(begin)

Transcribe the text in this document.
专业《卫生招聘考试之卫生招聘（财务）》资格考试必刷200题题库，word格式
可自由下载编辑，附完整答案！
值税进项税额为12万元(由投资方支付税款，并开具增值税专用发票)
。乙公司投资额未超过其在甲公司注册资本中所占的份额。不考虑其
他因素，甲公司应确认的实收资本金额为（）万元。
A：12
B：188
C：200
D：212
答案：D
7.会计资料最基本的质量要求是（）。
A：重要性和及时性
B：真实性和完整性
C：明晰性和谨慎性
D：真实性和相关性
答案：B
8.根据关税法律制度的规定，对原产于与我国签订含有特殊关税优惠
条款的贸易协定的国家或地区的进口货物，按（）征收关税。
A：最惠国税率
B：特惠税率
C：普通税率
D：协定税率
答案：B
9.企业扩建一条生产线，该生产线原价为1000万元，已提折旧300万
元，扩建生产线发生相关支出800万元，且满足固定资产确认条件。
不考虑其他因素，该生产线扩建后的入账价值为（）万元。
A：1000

(end)
(begin)

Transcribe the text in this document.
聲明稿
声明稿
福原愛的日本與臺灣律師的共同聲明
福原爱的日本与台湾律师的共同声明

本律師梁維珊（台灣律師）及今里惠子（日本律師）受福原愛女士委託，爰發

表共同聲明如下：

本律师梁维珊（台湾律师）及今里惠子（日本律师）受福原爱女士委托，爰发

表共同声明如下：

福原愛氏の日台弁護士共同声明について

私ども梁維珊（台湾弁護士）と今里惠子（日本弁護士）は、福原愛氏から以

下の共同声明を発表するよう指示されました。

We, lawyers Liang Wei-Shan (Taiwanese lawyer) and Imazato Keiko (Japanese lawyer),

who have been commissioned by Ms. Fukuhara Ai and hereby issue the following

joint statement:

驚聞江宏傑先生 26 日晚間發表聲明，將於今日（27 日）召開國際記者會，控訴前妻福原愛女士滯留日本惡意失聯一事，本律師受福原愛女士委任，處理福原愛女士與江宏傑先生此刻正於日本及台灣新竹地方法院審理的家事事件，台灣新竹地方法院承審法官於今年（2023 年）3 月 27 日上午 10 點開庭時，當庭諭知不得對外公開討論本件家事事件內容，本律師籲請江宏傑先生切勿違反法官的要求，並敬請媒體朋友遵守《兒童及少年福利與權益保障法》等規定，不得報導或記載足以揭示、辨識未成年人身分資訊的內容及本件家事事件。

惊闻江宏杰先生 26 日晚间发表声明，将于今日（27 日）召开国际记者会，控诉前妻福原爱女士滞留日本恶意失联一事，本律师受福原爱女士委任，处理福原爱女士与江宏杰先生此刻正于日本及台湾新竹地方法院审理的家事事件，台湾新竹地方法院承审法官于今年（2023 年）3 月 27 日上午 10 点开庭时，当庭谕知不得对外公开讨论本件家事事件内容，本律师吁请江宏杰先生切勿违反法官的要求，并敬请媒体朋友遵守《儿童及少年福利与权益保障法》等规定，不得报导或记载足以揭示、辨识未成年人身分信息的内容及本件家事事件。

(end)
(begin)

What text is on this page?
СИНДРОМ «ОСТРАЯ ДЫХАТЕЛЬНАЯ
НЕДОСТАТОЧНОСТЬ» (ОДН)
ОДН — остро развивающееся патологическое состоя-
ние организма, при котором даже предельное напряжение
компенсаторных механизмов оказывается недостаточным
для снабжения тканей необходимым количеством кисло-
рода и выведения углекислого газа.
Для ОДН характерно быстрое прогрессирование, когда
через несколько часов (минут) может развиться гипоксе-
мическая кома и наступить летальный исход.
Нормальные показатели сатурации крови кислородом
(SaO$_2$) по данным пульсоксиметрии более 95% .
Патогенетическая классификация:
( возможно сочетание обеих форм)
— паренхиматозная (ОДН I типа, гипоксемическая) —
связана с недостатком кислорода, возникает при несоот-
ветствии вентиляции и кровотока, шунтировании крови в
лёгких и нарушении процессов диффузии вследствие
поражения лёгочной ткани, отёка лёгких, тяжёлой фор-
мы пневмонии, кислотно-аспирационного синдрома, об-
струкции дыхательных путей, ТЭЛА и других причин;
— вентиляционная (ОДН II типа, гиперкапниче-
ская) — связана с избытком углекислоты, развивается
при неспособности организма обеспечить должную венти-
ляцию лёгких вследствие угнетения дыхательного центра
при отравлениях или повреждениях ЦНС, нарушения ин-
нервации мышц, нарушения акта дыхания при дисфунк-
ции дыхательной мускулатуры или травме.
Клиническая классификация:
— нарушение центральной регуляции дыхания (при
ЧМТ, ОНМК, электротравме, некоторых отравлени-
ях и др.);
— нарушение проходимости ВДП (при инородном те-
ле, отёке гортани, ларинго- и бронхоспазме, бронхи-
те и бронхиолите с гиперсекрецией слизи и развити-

(end)

### What needs to be done
Locate the word "типа" in the entries, and copy every line where it is found.

### Solution to the exercise
— паренхиматозная (ОДН I типа, гипоксемическая) —
— вентиляционная (ОДН II типа, гиперкапниче-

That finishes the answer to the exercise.